(Recorded data)
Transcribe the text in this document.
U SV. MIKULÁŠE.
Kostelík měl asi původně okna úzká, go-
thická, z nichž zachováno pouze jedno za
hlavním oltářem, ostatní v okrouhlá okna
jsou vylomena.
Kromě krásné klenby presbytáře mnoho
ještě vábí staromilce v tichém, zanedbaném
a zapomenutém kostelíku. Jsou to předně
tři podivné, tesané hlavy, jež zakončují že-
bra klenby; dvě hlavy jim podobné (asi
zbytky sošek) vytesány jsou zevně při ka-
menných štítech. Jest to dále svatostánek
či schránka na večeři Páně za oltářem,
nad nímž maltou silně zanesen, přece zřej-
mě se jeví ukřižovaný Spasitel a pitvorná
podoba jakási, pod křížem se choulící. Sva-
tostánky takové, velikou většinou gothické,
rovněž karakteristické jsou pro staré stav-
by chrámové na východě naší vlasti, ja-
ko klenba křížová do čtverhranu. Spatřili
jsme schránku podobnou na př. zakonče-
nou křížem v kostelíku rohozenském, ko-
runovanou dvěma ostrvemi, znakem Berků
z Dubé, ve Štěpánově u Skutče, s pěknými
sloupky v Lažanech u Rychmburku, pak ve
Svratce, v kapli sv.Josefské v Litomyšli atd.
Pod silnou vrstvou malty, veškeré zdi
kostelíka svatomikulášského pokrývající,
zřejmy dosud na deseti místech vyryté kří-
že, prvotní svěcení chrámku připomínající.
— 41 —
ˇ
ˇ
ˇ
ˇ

REQUIREMENT -> Restate each record word for word.

EXERCISE RESPONSE ->
Transcribe the text in this document.
U SV. MIKULÁŠE.
Kostelík měl asi původně okna úzká, go-
thická, z nichž zachováno pouze jedno za
hlavním oltářem, ostatní v okrouhlá okna
jsou vylomena.
Kromě krásné klenby presbytáře mnoho
ještě vábí staromilce v tichém, zanedbaném
a zapomenutém kostelíku. Jsou to předně
tři podivné, tesané hlavy, jež zakončují že-
bra klenby; dvě hlavy jim podobné (asi
zbytky sošek) vytesány jsou zevně při ka-
menných štítech. Jest to dále svatostánek
či schránka na večeři Páně za oltářem,
nad nímž maltou silně zanesen, přece zřej-
mě se jeví ukřižovaný Spasitel a pitvorná
podoba jakási, pod křížem se choulící. Sva-
tostánky takové, velikou většinou gothické,
rovněž karakteristické jsou pro staré stav-
by chrámové na východě naší vlasti, ja-
ko klenba křížová do čtverhranu. Spatřili
jsme schránku podobnou na př. zakonče-
nou křížem v kostelíku rohozenském, ko-
runovanou dvěma ostrvemi, znakem Berků
z Dubé, ve Štěpánově u Skutče, s pěknými
sloupky v Lažanech u Rychmburku, pak ve
Svratce, v kapli sv.Josefské v Litomyšli atd.
Pod silnou vrstvou malty, veškeré zdi
kostelíka svatomikulášského pokrývající,
zřejmy dosud na deseti místech vyryté kří-
že, prvotní svěcení chrámku připomínající.
— 41 —
ˇ
ˇ
ˇ
ˇ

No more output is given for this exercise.